**Challenge:** Your task is to print every entry below exactly as given.

**Input rows:**
^^^^
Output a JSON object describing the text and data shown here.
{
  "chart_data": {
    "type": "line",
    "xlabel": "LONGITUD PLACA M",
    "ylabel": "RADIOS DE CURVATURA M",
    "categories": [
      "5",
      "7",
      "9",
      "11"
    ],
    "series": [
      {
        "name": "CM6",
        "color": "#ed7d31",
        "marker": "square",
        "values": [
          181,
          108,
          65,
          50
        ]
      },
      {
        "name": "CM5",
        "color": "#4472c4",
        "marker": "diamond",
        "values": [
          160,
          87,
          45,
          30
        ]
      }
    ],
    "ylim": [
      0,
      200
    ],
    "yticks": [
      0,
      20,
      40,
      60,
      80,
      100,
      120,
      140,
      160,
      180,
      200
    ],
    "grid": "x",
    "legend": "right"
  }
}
^^^^
**The reply:**
Output a JSON object describing the text and data shown here.
{
  "chart_data": {
    "type": "line",
    "xlabel": "LONGITUD PLACA M",
    "ylabel": "RADIOS DE CURVATURA M",
    "categories": [
      "5",
      "7",
      "9",
      "11"
    ],
    "series": [
      {
        "name": "CM6",
        "color": "#ed7d31",
        "marker": "square",
        "values": [
          181,
          108,
          65,
          50
        ]
      },
      {
        "name": "CM5",
        "color": "#4472c4",
        "marker": "diamond",
        "values": [
          160,
          87,
          45,
          30
        ]
      }
    ],
    "ylim": [
      0,
      200
    ],
    "yticks": [
      0,
      20,
      40,
      60,
      80,
      100,
      120,
      140,
      160,
      180,
      200
    ],
    "grid": "x",
    "legend": "right"
  }
}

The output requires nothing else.